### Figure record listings
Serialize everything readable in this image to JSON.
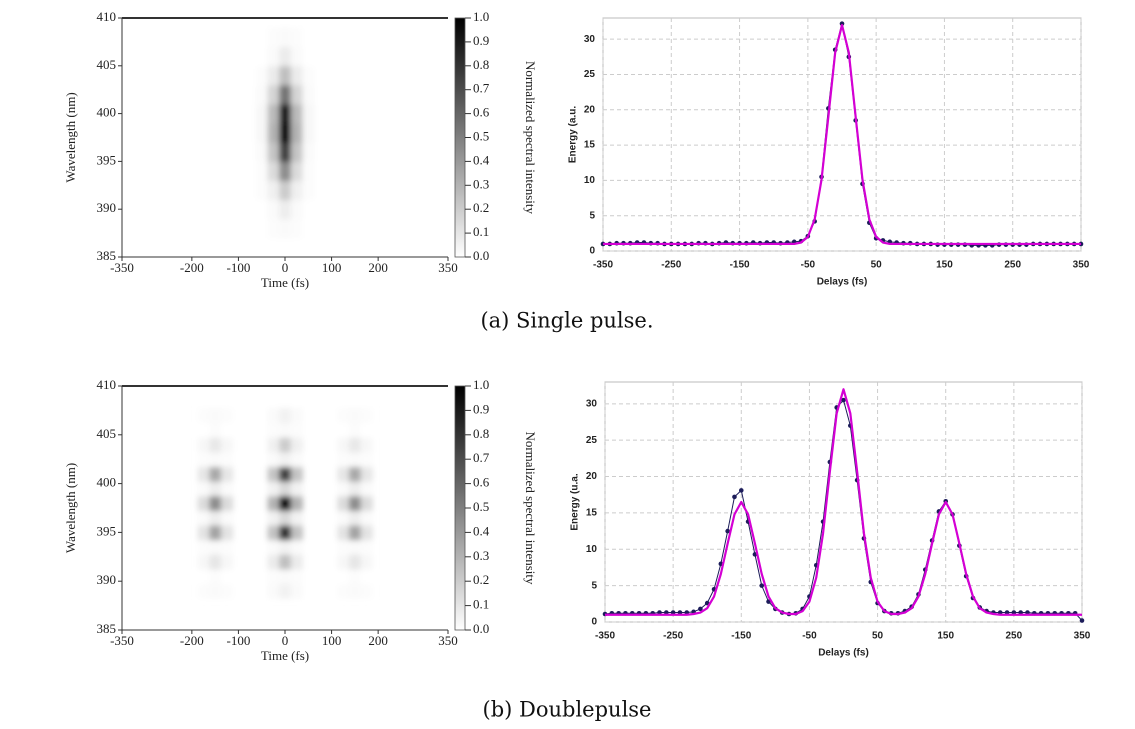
{
  "chart_data": [
    {
      "type": "heatmap",
      "xlabel": "Time (fs)",
      "ylabel": "Wavelength (nm)",
      "colorbar_label": "Normalized spectral intensity",
      "xlim": [
        -350,
        350
      ],
      "xticks": [
        -350,
        -200,
        -100,
        0,
        100,
        200,
        350
      ],
      "ylim": [
        385,
        410
      ],
      "yticks": [
        385,
        390,
        395,
        400,
        405,
        410
      ],
      "clim": [
        0,
        1
      ],
      "cticks": [
        {
          "value": 0,
          "label": "0.0"
        },
        0.1,
        0.2,
        0.3,
        0.4,
        0.5,
        0.6,
        0.7,
        0.8,
        0.9,
        {
          "value": 1,
          "label": "1.0"
        }
      ],
      "x": [
        -50,
        -25,
        0,
        25,
        50
      ],
      "y": [
        388,
        390,
        392,
        394,
        396,
        398,
        400,
        402,
        404,
        406,
        408
      ],
      "z": [
        [
          0,
          0.01,
          0.02,
          0.01,
          0
        ],
        [
          0,
          0.02,
          0.07,
          0.02,
          0
        ],
        [
          0.01,
          0.06,
          0.2,
          0.06,
          0.01
        ],
        [
          0.01,
          0.14,
          0.45,
          0.14,
          0.01
        ],
        [
          0.02,
          0.23,
          0.75,
          0.23,
          0.02
        ],
        [
          0.03,
          0.3,
          1,
          0.3,
          0.03
        ],
        [
          0.03,
          0.27,
          0.9,
          0.27,
          0.03
        ],
        [
          0.02,
          0.17,
          0.55,
          0.17,
          0.02
        ],
        [
          0.01,
          0.08,
          0.25,
          0.08,
          0.01
        ],
        [
          0,
          0.02,
          0.08,
          0.02,
          0
        ],
        [
          0,
          0.01,
          0.02,
          0.01,
          0
        ]
      ]
    },
    {
      "type": "line",
      "xlabel": "Delays (fs)",
      "ylabel": "Energy (a.u.",
      "xlim": [
        -350,
        350
      ],
      "xticks": [
        -350,
        -250,
        -150,
        -50,
        50,
        150,
        250,
        350
      ],
      "ylim": [
        0,
        33
      ],
      "yticks": [
        0,
        5,
        10,
        15,
        20,
        25,
        30
      ],
      "grid": true,
      "x": [
        -350,
        -340,
        -330,
        -320,
        -310,
        -300,
        -290,
        -280,
        -270,
        -260,
        -250,
        -240,
        -230,
        -220,
        -210,
        -200,
        -190,
        -180,
        -170,
        -160,
        -150,
        -140,
        -130,
        -120,
        -110,
        -100,
        -90,
        -80,
        -70,
        -60,
        -50,
        -40,
        -30,
        -20,
        -10,
        0,
        10,
        20,
        30,
        40,
        50,
        60,
        70,
        80,
        90,
        100,
        110,
        120,
        130,
        140,
        150,
        160,
        170,
        180,
        190,
        200,
        210,
        220,
        230,
        240,
        250,
        260,
        270,
        280,
        290,
        300,
        310,
        320,
        330,
        340,
        350
      ],
      "series": [
        {
          "color": "#1c1c5a",
          "marker": true,
          "values": [
            1.0,
            1.0,
            1.1,
            1.1,
            1.1,
            1.2,
            1.2,
            1.1,
            1.1,
            1.0,
            1.0,
            1.0,
            1.0,
            1.0,
            1.1,
            1.1,
            1.0,
            1.1,
            1.2,
            1.1,
            1.1,
            1.1,
            1.2,
            1.1,
            1.2,
            1.2,
            1.1,
            1.2,
            1.3,
            1.4,
            2.1,
            4.2,
            10.5,
            20.2,
            28.5,
            32.2,
            27.5,
            18.5,
            9.5,
            4.0,
            1.8,
            1.5,
            1.3,
            1.2,
            1.1,
            1.1,
            1.0,
            1.0,
            1.0,
            0.9,
            0.9,
            0.9,
            0.9,
            0.9,
            0.8,
            0.8,
            0.8,
            0.8,
            0.9,
            0.9,
            0.9,
            0.9,
            0.9,
            1.0,
            1.0,
            1.0,
            1.0,
            1.0,
            1.0,
            1.0,
            1.0
          ]
        },
        {
          "color": "#d400d4",
          "values": [
            1,
            1,
            1,
            1,
            1,
            1,
            1,
            1,
            1,
            1,
            1,
            1,
            1,
            1,
            1,
            1,
            1,
            1,
            1,
            1,
            1,
            1,
            1,
            1,
            1,
            1,
            1,
            1,
            1,
            1.2,
            2,
            4.5,
            10.1,
            19,
            28.1,
            32,
            28.1,
            19,
            10.1,
            4.5,
            2,
            1.2,
            1,
            1,
            1,
            1,
            1,
            1,
            1,
            1,
            1,
            1,
            1,
            1,
            1,
            1,
            1,
            1,
            1,
            1,
            1,
            1,
            1,
            1,
            1,
            1,
            1,
            1,
            1,
            1,
            1
          ]
        }
      ]
    },
    {
      "type": "heatmap",
      "xlabel": "Time (fs)",
      "ylabel": "Wavelength (nm)",
      "colorbar_label": "Normalized spectral intensity",
      "xlim": [
        -350,
        350
      ],
      "xticks": [
        -350,
        -200,
        -100,
        0,
        100,
        200,
        350
      ],
      "ylim": [
        385,
        410
      ],
      "yticks": [
        385,
        390,
        395,
        400,
        405,
        410
      ],
      "clim": [
        0,
        1
      ],
      "cticks": [
        {
          "value": 0,
          "label": "0.0"
        },
        0.1,
        0.2,
        0.3,
        0.4,
        0.5,
        0.6,
        0.7,
        0.8,
        0.9,
        {
          "value": 1,
          "label": "1.0"
        }
      ],
      "x": [
        -175,
        -150,
        -125,
        -25,
        0,
        25,
        125,
        150,
        175
      ],
      "y": [
        389,
        390.5,
        392,
        393.5,
        395,
        396.5,
        398,
        399.5,
        401,
        402.5,
        404,
        405.5,
        407
      ],
      "z": [
        [
          0.01,
          0.02,
          0.01,
          0.02,
          0.05,
          0.02,
          0.01,
          0.02,
          0.01
        ],
        [
          0,
          0.01,
          0,
          0.01,
          0.02,
          0.01,
          0,
          0.01,
          0
        ],
        [
          0.03,
          0.1,
          0.03,
          0.08,
          0.25,
          0.08,
          0.03,
          0.1,
          0.03
        ],
        [
          0.01,
          0.02,
          0.01,
          0.02,
          0.05,
          0.02,
          0.01,
          0.02,
          0.01
        ],
        [
          0.11,
          0.36,
          0.11,
          0.24,
          0.8,
          0.24,
          0.11,
          0.36,
          0.11
        ],
        [
          0.02,
          0.07,
          0.02,
          0.05,
          0.15,
          0.05,
          0.02,
          0.07,
          0.02
        ],
        [
          0.14,
          0.45,
          0.14,
          0.3,
          1,
          0.3,
          0.14,
          0.45,
          0.14
        ],
        [
          0.02,
          0.07,
          0.02,
          0.05,
          0.15,
          0.05,
          0.02,
          0.07,
          0.02
        ],
        [
          0.1,
          0.34,
          0.1,
          0.23,
          0.75,
          0.23,
          0.1,
          0.34,
          0.1
        ],
        [
          0.01,
          0.02,
          0.01,
          0.02,
          0.05,
          0.02,
          0.01,
          0.02,
          0.01
        ],
        [
          0.03,
          0.09,
          0.03,
          0.06,
          0.2,
          0.06,
          0.03,
          0.09,
          0.03
        ],
        [
          0,
          0.01,
          0,
          0.01,
          0.02,
          0.01,
          0,
          0.01,
          0
        ],
        [
          0.01,
          0.02,
          0.01,
          0.02,
          0.05,
          0.02,
          0.01,
          0.02,
          0.01
        ]
      ]
    },
    {
      "type": "line",
      "xlabel": "Delays (fs)",
      "ylabel": "Energy (u.a.",
      "xlim": [
        -350,
        350
      ],
      "xticks": [
        -350,
        -250,
        -150,
        -50,
        50,
        150,
        250,
        350
      ],
      "ylim": [
        0,
        33
      ],
      "yticks": [
        0,
        5,
        10,
        15,
        20,
        25,
        30
      ],
      "grid": true,
      "x": [
        -350,
        -340,
        -330,
        -320,
        -310,
        -300,
        -290,
        -280,
        -270,
        -260,
        -250,
        -240,
        -230,
        -220,
        -210,
        -200,
        -190,
        -180,
        -170,
        -160,
        -150,
        -140,
        -130,
        -120,
        -110,
        -100,
        -90,
        -80,
        -70,
        -60,
        -50,
        -40,
        -30,
        -20,
        -10,
        0,
        10,
        20,
        30,
        40,
        50,
        60,
        70,
        80,
        90,
        100,
        110,
        120,
        130,
        140,
        150,
        160,
        170,
        180,
        190,
        200,
        210,
        220,
        230,
        240,
        250,
        260,
        270,
        280,
        290,
        300,
        310,
        320,
        330,
        340,
        350
      ],
      "series": [
        {
          "color": "#1c1c5a",
          "marker": true,
          "values": [
            1.1,
            1.2,
            1.2,
            1.2,
            1.2,
            1.2,
            1.2,
            1.2,
            1.3,
            1.3,
            1.3,
            1.3,
            1.3,
            1.4,
            1.8,
            2.6,
            4.5,
            8.0,
            12.5,
            17.2,
            18.1,
            13.8,
            9.3,
            5.0,
            2.8,
            1.8,
            1.3,
            1.1,
            1.2,
            1.8,
            3.5,
            7.8,
            13.8,
            22.0,
            29.5,
            30.5,
            27.0,
            19.5,
            11.5,
            5.5,
            2.6,
            1.5,
            1.2,
            1.2,
            1.5,
            2.1,
            3.8,
            7.2,
            11.2,
            15.2,
            16.6,
            14.8,
            10.5,
            6.3,
            3.3,
            2.0,
            1.5,
            1.3,
            1.3,
            1.3,
            1.3,
            1.3,
            1.3,
            1.2,
            1.2,
            1.2,
            1.2,
            1.2,
            1.2,
            1.2,
            0.2
          ]
        },
        {
          "color": "#d400d4",
          "values": [
            1,
            1,
            1,
            1,
            1,
            1,
            1,
            1,
            1,
            1,
            1,
            1,
            1,
            1.1,
            1.3,
            1.9,
            3.5,
            6.6,
            10.8,
            14.8,
            16.5,
            14.8,
            10.8,
            6.6,
            3.5,
            1.9,
            1.3,
            1.1,
            1.1,
            1.5,
            2.8,
            6.1,
            12.2,
            20.7,
            28.7,
            32,
            28.7,
            20.7,
            12.2,
            6.1,
            2.8,
            1.5,
            1.1,
            1.1,
            1.3,
            1.9,
            3.5,
            6.6,
            10.8,
            14.8,
            16.5,
            14.8,
            10.8,
            6.6,
            3.5,
            1.9,
            1.3,
            1.1,
            1,
            1,
            1,
            1,
            1,
            1,
            1,
            1,
            1,
            1,
            1,
            1,
            1
          ]
        }
      ]
    }
  ],
  "captions": [
    "(a) Single pulse.",
    "(b) Doublepulse"
  ]
}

### Description of the task
Copy each line of the records that contains the word "ylabel".

### Answer in full
      "ylabel": "Wavelength (nm)",
      "ylabel": "Energy (a.u.",
      "ylabel": "Wavelength (nm)",
      "ylabel": "Energy (u.a.",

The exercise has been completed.